# Task to carry out
Using the records that follow, copy every line containing the word "Local".

====== Data for this exercise ======

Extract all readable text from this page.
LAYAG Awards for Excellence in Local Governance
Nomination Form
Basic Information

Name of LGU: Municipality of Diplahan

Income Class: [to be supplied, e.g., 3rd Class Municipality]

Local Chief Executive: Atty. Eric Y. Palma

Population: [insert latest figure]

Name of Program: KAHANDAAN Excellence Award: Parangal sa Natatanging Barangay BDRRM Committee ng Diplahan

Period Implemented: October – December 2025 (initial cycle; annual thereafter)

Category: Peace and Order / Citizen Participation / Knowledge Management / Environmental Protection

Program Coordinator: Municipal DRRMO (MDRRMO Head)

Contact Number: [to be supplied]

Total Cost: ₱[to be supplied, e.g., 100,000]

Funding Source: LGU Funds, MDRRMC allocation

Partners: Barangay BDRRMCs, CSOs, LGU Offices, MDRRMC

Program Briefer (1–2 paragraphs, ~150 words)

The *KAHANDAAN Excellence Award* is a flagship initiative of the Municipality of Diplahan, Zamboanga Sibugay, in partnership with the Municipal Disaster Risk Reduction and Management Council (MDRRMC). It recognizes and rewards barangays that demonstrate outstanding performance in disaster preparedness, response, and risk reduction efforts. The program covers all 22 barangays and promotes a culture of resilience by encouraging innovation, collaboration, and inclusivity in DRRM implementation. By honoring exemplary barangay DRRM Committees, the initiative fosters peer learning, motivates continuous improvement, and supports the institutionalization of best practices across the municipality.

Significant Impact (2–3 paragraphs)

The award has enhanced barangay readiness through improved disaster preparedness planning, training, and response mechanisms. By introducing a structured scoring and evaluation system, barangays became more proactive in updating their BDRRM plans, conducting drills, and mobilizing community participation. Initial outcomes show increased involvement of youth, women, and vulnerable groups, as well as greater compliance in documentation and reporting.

======

# Exercise solution
LAYAG Awards for Excellence in Local Governance
Local Chief Executive: Atty. Eric Y. Palma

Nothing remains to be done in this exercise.